## Stated exercise
Make an exact copy of the entries below.
----
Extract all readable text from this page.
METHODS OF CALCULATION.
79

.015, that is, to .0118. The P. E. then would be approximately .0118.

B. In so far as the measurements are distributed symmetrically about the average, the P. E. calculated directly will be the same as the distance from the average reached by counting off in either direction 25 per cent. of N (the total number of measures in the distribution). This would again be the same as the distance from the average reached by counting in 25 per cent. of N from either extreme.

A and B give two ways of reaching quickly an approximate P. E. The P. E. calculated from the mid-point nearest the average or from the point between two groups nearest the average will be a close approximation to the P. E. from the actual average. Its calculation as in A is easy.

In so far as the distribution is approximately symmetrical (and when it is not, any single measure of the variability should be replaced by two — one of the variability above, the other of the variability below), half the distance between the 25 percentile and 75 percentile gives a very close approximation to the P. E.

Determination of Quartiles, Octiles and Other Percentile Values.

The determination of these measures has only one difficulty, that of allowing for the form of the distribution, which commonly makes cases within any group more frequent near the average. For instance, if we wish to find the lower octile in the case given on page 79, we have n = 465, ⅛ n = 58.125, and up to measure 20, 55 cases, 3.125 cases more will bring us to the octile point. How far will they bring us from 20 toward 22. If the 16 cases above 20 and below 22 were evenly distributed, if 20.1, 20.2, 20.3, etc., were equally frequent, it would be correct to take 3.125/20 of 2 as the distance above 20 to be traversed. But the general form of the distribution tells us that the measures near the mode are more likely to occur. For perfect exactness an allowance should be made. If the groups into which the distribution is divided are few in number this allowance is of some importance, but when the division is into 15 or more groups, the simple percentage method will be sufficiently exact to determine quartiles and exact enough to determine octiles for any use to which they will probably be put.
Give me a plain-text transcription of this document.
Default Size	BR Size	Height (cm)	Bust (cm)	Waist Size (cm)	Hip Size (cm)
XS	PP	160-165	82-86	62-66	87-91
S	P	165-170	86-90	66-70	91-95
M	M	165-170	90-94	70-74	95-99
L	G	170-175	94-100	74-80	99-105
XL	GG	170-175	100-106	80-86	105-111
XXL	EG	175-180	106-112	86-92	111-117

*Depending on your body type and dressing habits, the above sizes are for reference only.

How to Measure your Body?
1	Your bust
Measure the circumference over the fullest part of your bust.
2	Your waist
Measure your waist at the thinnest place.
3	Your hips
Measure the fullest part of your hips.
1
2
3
----
## Response to this exercise
Extract all readable text from this page.
METHODS OF CALCULATION.
79

.015, that is, to .0118. The P. E. then would be approximately .0118.

B. In so far as the measurements are distributed symmetrically about the average, the P. E. calculated directly will be the same as the distance from the average reached by counting off in either direction 25 per cent. of N (the total number of measures in the distribution). This would again be the same as the distance from the average reached by counting in 25 per cent. of N from either extreme.

A and B give two ways of reaching quickly an approximate P. E. The P. E. calculated from the mid-point nearest the average or from the point between two groups nearest the average will be a close approximation to the P. E. from the actual average. Its calculation as in A is easy.

In so far as the distribution is approximately symmetrical (and when it is not, any single measure of the variability should be replaced by two — one of the variability above, the other of the variability below), half the distance between the 25 percentile and 75 percentile gives a very close approximation to the P. E.

Determination of Quartiles, Octiles and Other Percentile Values.

The determination of these measures has only one difficulty, that of allowing for the form of the distribution, which commonly makes cases within any group more frequent near the average. For instance, if we wish to find the lower octile in the case given on page 79, we have n = 465, ⅛ n = 58.125, and up to measure 20, 55 cases, 3.125 cases more will bring us to the octile point. How far will they bring us from 20 toward 22. If the 16 cases above 20 and below 22 were evenly distributed, if 20.1, 20.2, 20.3, etc., were equally frequent, it would be correct to take 3.125/20 of 2 as the distance above 20 to be traversed. But the general form of the distribution tells us that the measures near the mode are more likely to occur. For perfect exactness an allowance should be made. If the groups into which the distribution is divided are few in number this allowance is of some importance, but when the division is into 15 or more groups, the simple percentage method will be sufficiently exact to determine quartiles and exact enough to determine octiles for any use to which they will probably be put.
Give me a plain-text transcription of this document.
Default Size	BR Size	Height (cm)	Bust (cm)	Waist Size (cm)	Hip Size (cm)
XS	PP	160-165	82-86	62-66	87-91
S	P	165-170	86-90	66-70	91-95
M	M	165-170	90-94	70-74	95-99
L	G	170-175	94-100	74-80	99-105
XL	GG	170-175	100-106	80-86	105-111
XXL	EG	175-180	106-112	86-92	111-117

*Depending on your body type and dressing habits, the above sizes are for reference only.

How to Measure your Body?
1	Your bust
Measure the circumference over the fullest part of your bust.
2	Your waist
Measure your waist at the thinnest place.
3	Your hips
Measure the fullest part of your hips.
1
2
3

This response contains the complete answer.